Transcribe the passage on the film Tere Ishk Mein between "In Malaysia, the" and "of the film.", inclusive.

Reading text Block Start

Tere Ishk Mein equalled a lifetime domestic box-office total of its spiritual predecessor, Raanjhanaa after four days, which had collected approximately ₹60.25 crore in India.

As of 29 December 2025, Tere Ishk Mein has grossed ₹134.2 crore domestically and ₹14.3 crore overseas for a worldwide gross of ₹148.5 crore.

In Malaysia, the film opened at ninth place at the box office ahead of Indonesian movie Klepet, with the majority of its earnings attributed to the Tamil-language version of the film.

===Critical reception===
On the review aggregator website Rotten Tomatoes, 29% of 14 critics' reviews are positive, with an average rating of 4/10.

Kiran Jain of Amar Ujala gave 3/5 stars and wrote "Overall, the film is must watch, especially for those who like to watch 'love stories".

Reading text Block End
Supplied records Block Start

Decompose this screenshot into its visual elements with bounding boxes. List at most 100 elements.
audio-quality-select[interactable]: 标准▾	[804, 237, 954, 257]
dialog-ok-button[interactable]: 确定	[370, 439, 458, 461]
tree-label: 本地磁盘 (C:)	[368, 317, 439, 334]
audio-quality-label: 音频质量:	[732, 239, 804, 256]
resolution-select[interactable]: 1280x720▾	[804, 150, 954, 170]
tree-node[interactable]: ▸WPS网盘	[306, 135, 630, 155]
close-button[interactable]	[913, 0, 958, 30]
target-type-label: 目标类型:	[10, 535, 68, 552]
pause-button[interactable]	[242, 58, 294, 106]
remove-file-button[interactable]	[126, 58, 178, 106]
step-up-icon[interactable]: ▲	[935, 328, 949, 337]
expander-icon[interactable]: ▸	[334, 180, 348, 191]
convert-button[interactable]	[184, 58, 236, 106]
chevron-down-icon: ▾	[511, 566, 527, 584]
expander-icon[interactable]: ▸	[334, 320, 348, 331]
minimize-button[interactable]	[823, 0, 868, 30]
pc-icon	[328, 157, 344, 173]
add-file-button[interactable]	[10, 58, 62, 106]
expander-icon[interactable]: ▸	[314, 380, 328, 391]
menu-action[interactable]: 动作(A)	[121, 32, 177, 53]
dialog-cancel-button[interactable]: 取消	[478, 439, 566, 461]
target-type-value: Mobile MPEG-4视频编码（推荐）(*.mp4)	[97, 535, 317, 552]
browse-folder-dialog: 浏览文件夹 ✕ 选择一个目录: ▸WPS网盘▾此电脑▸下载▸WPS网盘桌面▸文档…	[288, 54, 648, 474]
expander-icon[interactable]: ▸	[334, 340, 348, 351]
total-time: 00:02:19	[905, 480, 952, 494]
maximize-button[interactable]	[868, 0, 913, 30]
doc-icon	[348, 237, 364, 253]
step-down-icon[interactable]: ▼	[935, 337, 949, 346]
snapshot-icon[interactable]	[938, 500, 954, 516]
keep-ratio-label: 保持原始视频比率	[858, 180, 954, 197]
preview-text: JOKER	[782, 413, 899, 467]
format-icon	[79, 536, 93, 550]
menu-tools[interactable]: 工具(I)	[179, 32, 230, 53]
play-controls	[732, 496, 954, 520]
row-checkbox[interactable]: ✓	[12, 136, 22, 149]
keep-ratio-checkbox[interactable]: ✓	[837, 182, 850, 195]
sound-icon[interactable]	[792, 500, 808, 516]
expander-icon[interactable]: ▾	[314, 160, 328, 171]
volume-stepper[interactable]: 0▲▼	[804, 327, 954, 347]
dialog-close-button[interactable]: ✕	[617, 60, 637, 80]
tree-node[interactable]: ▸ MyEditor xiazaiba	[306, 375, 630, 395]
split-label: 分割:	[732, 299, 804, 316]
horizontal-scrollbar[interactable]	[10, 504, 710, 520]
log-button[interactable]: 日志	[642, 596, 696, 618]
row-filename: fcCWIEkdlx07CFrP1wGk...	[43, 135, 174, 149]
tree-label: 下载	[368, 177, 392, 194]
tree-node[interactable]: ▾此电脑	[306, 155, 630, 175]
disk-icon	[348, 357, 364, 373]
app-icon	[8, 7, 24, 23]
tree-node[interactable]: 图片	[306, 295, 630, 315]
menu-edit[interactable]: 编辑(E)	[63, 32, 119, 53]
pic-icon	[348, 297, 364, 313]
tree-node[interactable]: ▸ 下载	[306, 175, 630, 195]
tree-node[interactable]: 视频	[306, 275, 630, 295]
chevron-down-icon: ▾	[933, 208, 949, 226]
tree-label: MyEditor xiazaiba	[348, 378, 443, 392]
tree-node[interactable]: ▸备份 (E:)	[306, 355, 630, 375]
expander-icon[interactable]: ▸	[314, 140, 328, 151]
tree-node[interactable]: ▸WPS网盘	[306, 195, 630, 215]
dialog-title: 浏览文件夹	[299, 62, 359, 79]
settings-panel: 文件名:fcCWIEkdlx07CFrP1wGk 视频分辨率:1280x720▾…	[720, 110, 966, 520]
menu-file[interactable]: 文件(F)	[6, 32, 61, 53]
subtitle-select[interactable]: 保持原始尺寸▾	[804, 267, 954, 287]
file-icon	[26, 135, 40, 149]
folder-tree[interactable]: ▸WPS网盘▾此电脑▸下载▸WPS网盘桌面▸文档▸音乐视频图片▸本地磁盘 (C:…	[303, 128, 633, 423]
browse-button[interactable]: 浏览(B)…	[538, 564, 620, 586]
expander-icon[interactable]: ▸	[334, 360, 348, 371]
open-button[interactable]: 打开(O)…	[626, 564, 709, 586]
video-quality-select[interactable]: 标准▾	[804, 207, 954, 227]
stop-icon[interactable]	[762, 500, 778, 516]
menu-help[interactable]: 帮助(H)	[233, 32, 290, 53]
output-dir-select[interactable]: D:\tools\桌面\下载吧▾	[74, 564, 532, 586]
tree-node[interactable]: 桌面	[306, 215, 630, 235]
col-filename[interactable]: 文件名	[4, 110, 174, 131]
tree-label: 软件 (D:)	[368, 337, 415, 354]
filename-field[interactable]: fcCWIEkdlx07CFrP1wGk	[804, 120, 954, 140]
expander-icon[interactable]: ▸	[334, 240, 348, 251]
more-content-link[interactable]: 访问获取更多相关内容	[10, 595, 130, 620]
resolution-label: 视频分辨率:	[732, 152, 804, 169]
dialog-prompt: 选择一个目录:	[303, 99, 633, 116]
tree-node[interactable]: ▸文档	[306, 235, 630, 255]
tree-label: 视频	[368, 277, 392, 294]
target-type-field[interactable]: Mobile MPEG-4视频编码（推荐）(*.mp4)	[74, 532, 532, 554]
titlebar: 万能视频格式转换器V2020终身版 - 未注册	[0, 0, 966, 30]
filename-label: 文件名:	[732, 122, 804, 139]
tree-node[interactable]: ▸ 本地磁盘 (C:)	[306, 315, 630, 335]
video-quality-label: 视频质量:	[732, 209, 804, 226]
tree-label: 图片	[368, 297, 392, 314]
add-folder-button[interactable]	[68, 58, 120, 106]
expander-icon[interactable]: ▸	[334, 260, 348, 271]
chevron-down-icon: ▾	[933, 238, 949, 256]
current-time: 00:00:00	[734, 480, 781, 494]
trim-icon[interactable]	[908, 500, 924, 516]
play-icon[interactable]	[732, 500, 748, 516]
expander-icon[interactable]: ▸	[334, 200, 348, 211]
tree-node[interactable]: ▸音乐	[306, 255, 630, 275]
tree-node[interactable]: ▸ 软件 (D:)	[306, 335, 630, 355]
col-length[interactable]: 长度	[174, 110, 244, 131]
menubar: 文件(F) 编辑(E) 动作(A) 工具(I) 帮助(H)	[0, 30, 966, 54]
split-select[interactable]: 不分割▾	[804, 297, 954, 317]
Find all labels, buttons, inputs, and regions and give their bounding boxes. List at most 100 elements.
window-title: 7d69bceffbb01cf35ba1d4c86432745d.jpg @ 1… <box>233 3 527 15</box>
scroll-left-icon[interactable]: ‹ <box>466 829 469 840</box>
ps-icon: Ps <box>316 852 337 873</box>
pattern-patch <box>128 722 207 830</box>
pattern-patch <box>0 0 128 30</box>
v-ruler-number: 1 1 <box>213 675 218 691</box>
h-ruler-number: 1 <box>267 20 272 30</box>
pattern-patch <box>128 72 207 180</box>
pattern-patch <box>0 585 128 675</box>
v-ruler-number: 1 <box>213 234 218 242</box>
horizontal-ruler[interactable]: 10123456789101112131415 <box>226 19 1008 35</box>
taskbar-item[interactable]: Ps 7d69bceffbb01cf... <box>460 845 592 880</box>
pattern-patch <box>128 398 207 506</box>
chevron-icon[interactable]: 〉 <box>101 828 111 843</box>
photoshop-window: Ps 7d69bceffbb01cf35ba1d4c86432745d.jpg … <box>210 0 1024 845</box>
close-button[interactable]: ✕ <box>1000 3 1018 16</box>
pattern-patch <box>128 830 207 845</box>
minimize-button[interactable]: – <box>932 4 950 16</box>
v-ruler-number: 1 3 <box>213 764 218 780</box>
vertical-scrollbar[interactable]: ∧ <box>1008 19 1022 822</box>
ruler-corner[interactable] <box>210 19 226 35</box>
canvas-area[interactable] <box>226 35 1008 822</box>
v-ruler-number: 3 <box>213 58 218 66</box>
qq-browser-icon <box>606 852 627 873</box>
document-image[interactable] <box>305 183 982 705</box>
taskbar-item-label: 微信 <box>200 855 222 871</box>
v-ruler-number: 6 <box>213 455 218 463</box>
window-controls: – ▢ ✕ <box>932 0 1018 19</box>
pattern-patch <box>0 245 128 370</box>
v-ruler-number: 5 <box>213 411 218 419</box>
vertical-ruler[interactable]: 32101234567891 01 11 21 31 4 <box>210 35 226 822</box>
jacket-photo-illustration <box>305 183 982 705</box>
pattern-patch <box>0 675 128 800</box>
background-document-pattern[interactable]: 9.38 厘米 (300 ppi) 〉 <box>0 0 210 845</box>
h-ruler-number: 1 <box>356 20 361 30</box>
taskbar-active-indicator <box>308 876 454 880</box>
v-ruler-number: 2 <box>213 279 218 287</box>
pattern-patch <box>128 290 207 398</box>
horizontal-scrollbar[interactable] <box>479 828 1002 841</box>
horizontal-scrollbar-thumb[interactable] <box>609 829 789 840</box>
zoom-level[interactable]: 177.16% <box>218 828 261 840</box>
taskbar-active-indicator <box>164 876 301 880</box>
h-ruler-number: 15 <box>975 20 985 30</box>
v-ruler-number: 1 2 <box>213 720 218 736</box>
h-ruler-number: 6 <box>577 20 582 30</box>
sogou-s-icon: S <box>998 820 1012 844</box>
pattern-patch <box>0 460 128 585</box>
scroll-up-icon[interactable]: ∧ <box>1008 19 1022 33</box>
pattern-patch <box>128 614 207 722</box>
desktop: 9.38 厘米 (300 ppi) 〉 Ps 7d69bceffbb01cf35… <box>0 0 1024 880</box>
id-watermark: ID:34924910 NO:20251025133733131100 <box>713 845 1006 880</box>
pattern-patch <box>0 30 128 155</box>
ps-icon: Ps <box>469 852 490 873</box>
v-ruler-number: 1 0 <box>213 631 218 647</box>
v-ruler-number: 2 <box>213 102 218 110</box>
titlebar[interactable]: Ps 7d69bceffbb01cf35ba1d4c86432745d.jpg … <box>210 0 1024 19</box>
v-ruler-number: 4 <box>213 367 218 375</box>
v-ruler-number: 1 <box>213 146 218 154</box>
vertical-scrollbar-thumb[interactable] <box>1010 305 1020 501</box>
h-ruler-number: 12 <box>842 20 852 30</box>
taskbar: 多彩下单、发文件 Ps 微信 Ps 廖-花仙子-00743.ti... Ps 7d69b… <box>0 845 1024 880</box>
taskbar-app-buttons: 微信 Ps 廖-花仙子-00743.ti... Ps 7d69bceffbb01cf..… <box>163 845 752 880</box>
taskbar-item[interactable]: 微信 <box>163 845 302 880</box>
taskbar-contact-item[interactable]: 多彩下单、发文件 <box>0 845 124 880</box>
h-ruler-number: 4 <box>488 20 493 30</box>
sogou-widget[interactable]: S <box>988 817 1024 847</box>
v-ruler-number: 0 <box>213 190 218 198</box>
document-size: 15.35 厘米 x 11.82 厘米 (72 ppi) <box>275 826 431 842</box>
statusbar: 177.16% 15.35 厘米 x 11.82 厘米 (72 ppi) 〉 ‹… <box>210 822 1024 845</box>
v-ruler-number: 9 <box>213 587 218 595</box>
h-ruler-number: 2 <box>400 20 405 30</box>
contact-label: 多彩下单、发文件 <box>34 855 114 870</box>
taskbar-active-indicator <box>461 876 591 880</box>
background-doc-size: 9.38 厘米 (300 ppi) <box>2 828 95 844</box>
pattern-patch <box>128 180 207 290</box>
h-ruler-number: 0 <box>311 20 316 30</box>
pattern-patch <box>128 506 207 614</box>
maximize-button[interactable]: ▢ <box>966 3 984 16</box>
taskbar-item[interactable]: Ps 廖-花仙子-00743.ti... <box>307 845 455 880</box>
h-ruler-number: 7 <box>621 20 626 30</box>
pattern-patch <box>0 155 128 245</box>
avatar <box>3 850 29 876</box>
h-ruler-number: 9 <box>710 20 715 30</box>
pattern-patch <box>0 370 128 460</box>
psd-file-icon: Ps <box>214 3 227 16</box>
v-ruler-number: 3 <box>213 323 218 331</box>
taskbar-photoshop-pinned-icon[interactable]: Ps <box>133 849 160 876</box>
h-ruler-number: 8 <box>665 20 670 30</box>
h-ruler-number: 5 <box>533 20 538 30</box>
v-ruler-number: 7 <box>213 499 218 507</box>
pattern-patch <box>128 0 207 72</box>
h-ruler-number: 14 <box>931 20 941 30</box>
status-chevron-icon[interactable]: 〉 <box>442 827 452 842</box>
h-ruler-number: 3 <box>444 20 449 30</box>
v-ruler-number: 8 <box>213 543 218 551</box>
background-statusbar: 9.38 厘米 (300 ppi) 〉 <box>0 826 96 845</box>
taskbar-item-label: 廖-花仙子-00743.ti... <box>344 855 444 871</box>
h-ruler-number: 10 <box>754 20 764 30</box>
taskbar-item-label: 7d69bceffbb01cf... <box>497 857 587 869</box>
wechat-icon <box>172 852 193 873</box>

Supplied records Block End

_Task solution_:
In Malaysia, the film opened at ninth place at the box office ahead of Indonesian movie Klepet, with the majority of its earnings attributed to the Tamil-language version of the film.